EXERCISE DETAILS: Type out the records that follow, exactly as given.

SUPPLIED RECORDS:

* BEGIN *

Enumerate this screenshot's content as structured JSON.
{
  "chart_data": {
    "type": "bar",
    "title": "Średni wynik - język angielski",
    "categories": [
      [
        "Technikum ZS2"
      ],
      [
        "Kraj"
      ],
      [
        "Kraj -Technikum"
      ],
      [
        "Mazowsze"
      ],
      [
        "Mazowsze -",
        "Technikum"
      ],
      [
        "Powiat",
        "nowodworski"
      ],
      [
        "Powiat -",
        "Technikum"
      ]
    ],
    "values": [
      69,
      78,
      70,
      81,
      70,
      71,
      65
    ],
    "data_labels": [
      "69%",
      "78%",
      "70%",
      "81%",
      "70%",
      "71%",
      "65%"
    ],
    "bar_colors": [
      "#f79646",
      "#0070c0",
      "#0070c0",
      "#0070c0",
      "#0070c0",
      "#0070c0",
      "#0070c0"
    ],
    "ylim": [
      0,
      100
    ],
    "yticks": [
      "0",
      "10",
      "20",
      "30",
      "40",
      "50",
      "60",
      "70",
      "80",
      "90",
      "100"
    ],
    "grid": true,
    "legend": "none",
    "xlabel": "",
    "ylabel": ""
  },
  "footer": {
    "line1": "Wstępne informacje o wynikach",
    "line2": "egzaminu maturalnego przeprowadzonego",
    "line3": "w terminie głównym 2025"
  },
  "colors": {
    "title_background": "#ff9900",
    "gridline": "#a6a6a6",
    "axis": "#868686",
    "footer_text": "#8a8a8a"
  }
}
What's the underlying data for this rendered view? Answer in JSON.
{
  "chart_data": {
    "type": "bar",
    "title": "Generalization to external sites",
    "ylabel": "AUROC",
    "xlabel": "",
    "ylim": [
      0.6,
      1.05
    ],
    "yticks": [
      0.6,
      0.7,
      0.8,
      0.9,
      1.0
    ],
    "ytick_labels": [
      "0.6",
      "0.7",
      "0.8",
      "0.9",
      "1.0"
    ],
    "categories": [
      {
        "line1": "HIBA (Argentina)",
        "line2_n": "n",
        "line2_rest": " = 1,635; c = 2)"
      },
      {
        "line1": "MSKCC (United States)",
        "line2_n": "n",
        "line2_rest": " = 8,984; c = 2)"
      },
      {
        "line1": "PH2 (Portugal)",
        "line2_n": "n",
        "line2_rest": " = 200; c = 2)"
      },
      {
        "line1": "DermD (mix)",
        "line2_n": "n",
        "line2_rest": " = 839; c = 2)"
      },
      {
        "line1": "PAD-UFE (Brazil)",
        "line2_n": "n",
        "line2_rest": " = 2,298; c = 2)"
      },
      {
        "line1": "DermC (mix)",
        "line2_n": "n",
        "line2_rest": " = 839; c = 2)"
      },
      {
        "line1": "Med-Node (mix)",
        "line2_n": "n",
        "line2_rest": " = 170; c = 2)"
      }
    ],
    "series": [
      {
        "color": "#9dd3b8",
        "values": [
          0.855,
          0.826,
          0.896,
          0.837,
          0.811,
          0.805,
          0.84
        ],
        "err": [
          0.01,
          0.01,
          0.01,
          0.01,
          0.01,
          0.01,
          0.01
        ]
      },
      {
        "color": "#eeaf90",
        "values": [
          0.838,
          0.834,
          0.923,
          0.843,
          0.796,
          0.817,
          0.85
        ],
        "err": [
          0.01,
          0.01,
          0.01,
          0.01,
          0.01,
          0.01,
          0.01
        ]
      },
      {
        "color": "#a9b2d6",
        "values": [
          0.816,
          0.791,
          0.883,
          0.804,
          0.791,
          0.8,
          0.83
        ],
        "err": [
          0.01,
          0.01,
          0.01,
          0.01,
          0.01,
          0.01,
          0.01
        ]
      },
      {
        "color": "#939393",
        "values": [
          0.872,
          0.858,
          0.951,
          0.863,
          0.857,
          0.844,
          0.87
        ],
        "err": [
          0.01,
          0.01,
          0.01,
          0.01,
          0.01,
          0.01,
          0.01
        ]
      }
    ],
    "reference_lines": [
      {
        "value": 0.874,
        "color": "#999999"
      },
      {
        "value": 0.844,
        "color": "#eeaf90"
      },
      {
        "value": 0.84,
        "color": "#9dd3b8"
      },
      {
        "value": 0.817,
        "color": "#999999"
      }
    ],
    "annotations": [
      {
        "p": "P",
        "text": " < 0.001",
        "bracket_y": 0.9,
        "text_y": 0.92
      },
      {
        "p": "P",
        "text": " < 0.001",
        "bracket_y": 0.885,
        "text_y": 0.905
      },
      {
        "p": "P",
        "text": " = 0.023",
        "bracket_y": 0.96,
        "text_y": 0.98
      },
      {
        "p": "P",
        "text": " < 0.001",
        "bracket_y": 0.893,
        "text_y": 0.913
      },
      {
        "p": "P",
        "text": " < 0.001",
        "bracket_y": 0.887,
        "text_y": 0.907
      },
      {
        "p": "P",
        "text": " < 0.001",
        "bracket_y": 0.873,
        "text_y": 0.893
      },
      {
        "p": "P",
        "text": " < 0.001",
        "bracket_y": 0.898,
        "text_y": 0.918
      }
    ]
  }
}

* END *

RESULT FOR THIS TASK:
Enumerate this screenshot's content as structured JSON.
{
  "chart_data": {
    "type": "bar",
    "title": "Średni wynik - język angielski",
    "categories": [
      [
        "Technikum ZS2"
      ],
      [
        "Kraj"
      ],
      [
        "Kraj -Technikum"
      ],
      [
        "Mazowsze"
      ],
      [
        "Mazowsze -",
        "Technikum"
      ],
      [
        "Powiat",
        "nowodworski"
      ],
      [
        "Powiat -",
        "Technikum"
      ]
    ],
    "values": [
      69,
      78,
      70,
      81,
      70,
      71,
      65
    ],
    "data_labels": [
      "69%",
      "78%",
      "70%",
      "81%",
      "70%",
      "71%",
      "65%"
    ],
    "bar_colors": [
      "#f79646",
      "#0070c0",
      "#0070c0",
      "#0070c0",
      "#0070c0",
      "#0070c0",
      "#0070c0"
    ],
    "ylim": [
      0,
      100
    ],
    "yticks": [
      "0",
      "10",
      "20",
      "30",
      "40",
      "50",
      "60",
      "70",
      "80",
      "90",
      "100"
    ],
    "grid": true,
    "legend": "none",
    "xlabel": "",
    "ylabel": ""
  },
  "footer": {
    "line1": "Wstępne informacje o wynikach",
    "line2": "egzaminu maturalnego przeprowadzonego",
    "line3": "w terminie głównym 2025"
  },
  "colors": {
    "title_background": "#ff9900",
    "gridline": "#a6a6a6",
    "axis": "#868686",
    "footer_text": "#8a8a8a"
  }
}
What's the underlying data for this rendered view? Answer in JSON.
{
  "chart_data": {
    "type": "bar",
    "title": "Generalization to external sites",
    "ylabel": "AUROC",
    "xlabel": "",
    "ylim": [
      0.6,
      1.05
    ],
    "yticks": [
      0.6,
      0.7,
      0.8,
      0.9,
      1.0
    ],
    "ytick_labels": [
      "0.6",
      "0.7",
      "0.8",
      "0.9",
      "1.0"
    ],
    "categories": [
      {
        "line1": "HIBA (Argentina)",
        "line2_n": "n",
        "line2_rest": " = 1,635; c = 2)"
      },
      {
        "line1": "MSKCC (United States)",
        "line2_n": "n",
        "line2_rest": " = 8,984; c = 2)"
      },
      {
        "line1": "PH2 (Portugal)",
        "line2_n": "n",
        "line2_rest": " = 200; c = 2)"
      },
      {
        "line1": "DermD (mix)",
        "line2_n": "n",
        "line2_rest": " = 839; c = 2)"
      },
      {
        "line1": "PAD-UFE (Brazil)",
        "line2_n": "n",
        "line2_rest": " = 2,298; c = 2)"
      },
      {
        "line1": "DermC (mix)",
        "line2_n": "n",
        "line2_rest": " = 839; c = 2)"
      },
      {
        "line1": "Med-Node (mix)",
        "line2_n": "n",
        "line2_rest": " = 170; c = 2)"
      }
    ],
    "series": [
      {
        "color": "#9dd3b8",
        "values": [
          0.855,
          0.826,
          0.896,
          0.837,
          0.811,
          0.805,
          0.84
        ],
        "err": [
          0.01,
          0.01,
          0.01,
          0.01,
          0.01,
          0.01,
          0.01
        ]
      },
      {
        "color": "#eeaf90",
        "values": [
          0.838,
          0.834,
          0.923,
          0.843,
          0.796,
          0.817,
          0.85
        ],
        "err": [
          0.01,
          0.01,
          0.01,
          0.01,
          0.01,
          0.01,
          0.01
        ]
      },
      {
        "color": "#a9b2d6",
        "values": [
          0.816,
          0.791,
          0.883,
          0.804,
          0.791,
          0.8,
          0.83
        ],
        "err": [
          0.01,
          0.01,
          0.01,
          0.01,
          0.01,
          0.01,
          0.01
        ]
      },
      {
        "color": "#939393",
        "values": [
          0.872,
          0.858,
          0.951,
          0.863,
          0.857,
          0.844,
          0.87
        ],
        "err": [
          0.01,
          0.01,
          0.01,
          0.01,
          0.01,
          0.01,
          0.01
        ]
      }
    ],
    "reference_lines": [
      {
        "value": 0.874,
        "color": "#999999"
      },
      {
        "value": 0.844,
        "color": "#eeaf90"
      },
      {
        "value": 0.84,
        "color": "#9dd3b8"
      },
      {
        "value": 0.817,
        "color": "#999999"
      }
    ],
    "annotations": [
      {
        "p": "P",
        "text": " < 0.001",
        "bracket_y": 0.9,
        "text_y": 0.92
      },
      {
        "p": "P",
        "text": " < 0.001",
        "bracket_y": 0.885,
        "text_y": 0.905
      },
      {
        "p": "P",
        "text": " = 0.023",
        "bracket_y": 0.96,
        "text_y": 0.98
      },
      {
        "p": "P",
        "text": " < 0.001",
        "bracket_y": 0.893,
        "text_y": 0.913
      },
      {
        "p": "P",
        "text": " < 0.001",
        "bracket_y": 0.887,
        "text_y": 0.907
      },
      {
        "p": "P",
        "text": " < 0.001",
        "bracket_y": 0.873,
        "text_y": 0.893
      },
      {
        "p": "P",
        "text": " < 0.001",
        "bracket_y": 0.898,
        "text_y": 0.918
      }
    ]
  }
}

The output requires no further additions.